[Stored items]
○ ○ ○ ○ ○
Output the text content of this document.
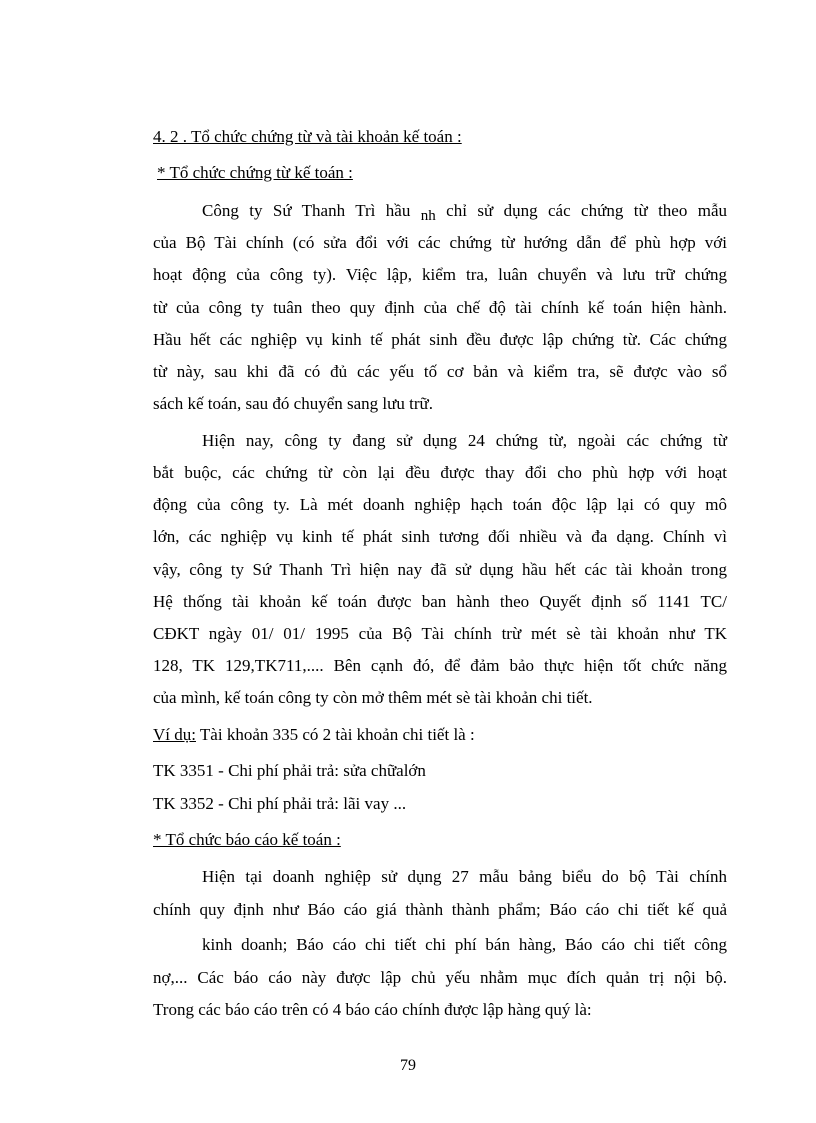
4. 2 . Tổ chức chứng từ và tài khoản kế toán :
* Tổ chức chứng từ kế toán :
Công ty Sứ Thanh Trì hầu nh chỉ sử dụng các chứng từ theo mẫu
của Bộ Tài chính (có sửa đổi với các chứng từ hướng dẫn để phù hợp với
hoạt động của công ty). Việc lập, kiểm tra, luân chuyển và lưu trữ chứng
từ của công ty tuân theo quy định của chế độ tài chính kế toán hiện hành.
Hầu hết các nghiệp vụ kinh tế phát sinh đều được lập chứng từ. Các chứng
từ này, sau khi đã có đủ các yếu tố cơ bản và kiểm tra, sẽ được vào sổ
sách kế toán, sau đó chuyển sang lưu trữ.
Hiện nay, công ty đang sử dụng 24 chứng từ, ngoài các chứng từ
bắt buộc, các chứng từ còn lại đều được thay đổi cho phù hợp với hoạt
động của công ty. Là mét doanh nghiệp hạch toán độc lập lại có quy mô
lớn, các nghiệp vụ kinh tế phát sinh tương đối nhiều và đa dạng. Chính vì
vậy, công ty Sứ Thanh Trì hiện nay đã sử dụng hầu hết các tài khoản trong
Hệ thống tài khoản kế toán được ban hành theo Quyết định số 1141 TC/
CĐKT ngày 01/ 01/ 1995 của Bộ Tài chính trừ mét sè tài khoản như TK
128, TK 129,TK711,.... Bên cạnh đó, để đảm bảo thực hiện tốt chức năng
của mình, kế toán công ty còn mở thêm mét sè tài khoản chi tiết.
Ví dụ: Tài khoản 335 có 2 tài khoản chi tiết là :
TK 3351 - Chi phí phải trả: sửa chữalớn
TK 3352 - Chi phí phải trả: lãi vay ...
* Tổ chức báo cáo kế toán :
Hiện tại doanh nghiệp sử dụng 27 mẫu bảng biểu do bộ Tài chính
chính quy định như Báo cáo giá thành thành phẩm; Báo cáo chi tiết kế quả
kinh doanh; Báo cáo chi tiết chi phí bán hàng, Báo cáo chi tiết công
nợ,... Các báo cáo này được lập chủ yếu nhằm mục đích quản trị nội bộ.
Trong các báo cáo trên có 4 báo cáo chính được lập hàng quý là:
79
○ ○ ○ ○ ○
Among the entries, how many lines include the word "động"? Answer with a single number and nothing further.

2